■ **YOUR INSTRUCTIONS**
Make a tally of the lines in the records that include the string "Offshore", and give only that number.

____ RECORDS SHOWN

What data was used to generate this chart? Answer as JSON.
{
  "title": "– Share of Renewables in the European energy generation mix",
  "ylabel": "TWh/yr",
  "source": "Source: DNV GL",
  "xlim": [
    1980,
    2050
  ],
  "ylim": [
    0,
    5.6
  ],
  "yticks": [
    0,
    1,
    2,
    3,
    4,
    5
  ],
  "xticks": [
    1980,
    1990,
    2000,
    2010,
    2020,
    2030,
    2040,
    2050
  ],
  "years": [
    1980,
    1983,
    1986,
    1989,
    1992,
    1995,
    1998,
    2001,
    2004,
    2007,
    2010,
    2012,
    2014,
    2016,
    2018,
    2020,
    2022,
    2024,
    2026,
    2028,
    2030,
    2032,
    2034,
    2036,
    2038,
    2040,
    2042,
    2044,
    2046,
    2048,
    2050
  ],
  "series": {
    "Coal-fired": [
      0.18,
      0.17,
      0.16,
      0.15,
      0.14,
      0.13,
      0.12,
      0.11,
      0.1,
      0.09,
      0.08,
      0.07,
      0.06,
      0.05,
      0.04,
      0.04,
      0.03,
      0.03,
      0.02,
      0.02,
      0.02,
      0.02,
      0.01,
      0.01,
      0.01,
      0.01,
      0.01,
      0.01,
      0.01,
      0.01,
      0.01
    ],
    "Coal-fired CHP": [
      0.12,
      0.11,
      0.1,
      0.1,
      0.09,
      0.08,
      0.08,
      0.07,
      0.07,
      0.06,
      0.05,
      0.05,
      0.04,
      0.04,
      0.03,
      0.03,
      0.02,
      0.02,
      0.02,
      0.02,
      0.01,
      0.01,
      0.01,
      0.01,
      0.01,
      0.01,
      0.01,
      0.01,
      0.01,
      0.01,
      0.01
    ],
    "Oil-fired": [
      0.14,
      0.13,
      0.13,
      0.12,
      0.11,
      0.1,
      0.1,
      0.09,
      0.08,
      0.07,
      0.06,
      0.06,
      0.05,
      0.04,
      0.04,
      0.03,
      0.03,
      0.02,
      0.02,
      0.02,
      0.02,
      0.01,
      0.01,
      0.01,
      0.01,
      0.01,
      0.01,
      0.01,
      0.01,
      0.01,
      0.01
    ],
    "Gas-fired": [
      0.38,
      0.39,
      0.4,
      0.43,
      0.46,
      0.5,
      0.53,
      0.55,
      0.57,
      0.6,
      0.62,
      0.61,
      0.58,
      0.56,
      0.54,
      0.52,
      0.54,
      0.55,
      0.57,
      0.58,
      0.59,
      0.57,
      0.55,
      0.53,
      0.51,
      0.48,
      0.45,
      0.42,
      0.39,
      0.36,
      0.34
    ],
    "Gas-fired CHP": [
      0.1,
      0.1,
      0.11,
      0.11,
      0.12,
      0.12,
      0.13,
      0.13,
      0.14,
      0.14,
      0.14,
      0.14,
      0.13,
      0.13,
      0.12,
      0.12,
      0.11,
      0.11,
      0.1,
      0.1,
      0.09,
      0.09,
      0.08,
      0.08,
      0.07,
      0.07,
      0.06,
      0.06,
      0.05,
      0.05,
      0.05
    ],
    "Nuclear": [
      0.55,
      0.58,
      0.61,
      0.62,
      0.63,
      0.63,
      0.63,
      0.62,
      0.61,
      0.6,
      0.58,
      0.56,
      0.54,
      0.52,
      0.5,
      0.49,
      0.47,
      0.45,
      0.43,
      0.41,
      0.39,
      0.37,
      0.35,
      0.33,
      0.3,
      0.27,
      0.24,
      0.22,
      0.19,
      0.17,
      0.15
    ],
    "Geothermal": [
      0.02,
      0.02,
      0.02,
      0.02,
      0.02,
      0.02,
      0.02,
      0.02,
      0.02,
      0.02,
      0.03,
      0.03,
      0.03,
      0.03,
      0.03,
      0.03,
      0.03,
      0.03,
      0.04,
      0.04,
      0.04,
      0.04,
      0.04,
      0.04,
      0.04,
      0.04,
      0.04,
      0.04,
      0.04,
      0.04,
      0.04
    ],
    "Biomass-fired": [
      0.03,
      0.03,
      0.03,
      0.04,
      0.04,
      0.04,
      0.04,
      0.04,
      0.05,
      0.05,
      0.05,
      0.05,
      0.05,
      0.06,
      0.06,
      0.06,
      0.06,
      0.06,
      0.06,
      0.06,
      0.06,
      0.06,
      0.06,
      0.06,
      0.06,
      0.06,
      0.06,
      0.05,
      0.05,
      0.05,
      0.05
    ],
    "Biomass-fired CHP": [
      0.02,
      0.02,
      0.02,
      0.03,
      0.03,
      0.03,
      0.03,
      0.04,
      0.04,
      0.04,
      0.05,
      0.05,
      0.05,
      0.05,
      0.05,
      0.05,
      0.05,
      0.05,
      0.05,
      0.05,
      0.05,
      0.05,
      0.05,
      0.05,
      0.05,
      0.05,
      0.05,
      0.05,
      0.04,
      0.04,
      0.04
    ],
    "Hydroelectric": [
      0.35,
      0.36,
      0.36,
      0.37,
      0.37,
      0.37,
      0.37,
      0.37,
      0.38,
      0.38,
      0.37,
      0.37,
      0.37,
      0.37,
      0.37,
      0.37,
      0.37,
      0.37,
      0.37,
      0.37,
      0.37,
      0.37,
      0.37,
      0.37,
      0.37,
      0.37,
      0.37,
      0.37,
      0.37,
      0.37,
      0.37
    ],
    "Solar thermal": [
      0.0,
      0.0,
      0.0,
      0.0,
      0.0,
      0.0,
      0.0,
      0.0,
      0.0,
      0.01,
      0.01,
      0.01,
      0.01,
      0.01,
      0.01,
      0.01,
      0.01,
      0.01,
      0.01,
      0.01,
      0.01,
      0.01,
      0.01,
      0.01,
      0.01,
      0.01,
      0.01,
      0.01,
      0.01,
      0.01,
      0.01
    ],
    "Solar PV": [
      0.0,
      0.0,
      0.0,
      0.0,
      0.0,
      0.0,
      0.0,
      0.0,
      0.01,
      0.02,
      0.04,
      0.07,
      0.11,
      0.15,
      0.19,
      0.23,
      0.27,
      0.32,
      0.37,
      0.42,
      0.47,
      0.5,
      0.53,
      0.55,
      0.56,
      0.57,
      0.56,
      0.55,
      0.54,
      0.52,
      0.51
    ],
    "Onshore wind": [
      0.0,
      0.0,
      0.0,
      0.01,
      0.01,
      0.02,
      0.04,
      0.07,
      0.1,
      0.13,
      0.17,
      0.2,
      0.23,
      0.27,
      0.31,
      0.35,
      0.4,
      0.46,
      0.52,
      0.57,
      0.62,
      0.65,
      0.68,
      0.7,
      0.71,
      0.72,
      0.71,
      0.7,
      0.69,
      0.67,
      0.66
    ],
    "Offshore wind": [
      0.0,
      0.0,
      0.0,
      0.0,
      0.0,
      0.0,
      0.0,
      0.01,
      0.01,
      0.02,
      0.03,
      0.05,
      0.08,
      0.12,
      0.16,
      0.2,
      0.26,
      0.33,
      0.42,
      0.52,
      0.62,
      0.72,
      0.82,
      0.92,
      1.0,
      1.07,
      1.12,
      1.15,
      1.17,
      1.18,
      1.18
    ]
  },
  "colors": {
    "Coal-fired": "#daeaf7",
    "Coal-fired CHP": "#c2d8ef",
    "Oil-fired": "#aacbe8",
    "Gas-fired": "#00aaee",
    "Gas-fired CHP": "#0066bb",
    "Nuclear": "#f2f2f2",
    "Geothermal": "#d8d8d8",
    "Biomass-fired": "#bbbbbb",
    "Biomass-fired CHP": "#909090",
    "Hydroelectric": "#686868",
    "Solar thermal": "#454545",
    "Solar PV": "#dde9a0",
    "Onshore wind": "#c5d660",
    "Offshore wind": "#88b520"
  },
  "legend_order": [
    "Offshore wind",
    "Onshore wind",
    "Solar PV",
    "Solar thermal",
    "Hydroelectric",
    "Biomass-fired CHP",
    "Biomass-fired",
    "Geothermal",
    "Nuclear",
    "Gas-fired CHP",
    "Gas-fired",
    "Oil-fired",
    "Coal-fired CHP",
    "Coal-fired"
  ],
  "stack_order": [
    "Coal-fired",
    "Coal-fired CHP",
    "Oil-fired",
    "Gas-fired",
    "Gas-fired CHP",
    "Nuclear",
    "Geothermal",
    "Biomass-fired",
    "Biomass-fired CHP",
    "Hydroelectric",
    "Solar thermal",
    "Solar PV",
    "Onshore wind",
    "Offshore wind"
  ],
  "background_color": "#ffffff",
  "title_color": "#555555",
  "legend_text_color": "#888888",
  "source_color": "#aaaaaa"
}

________

■ **RESULT OF THIS EXERCISE**
4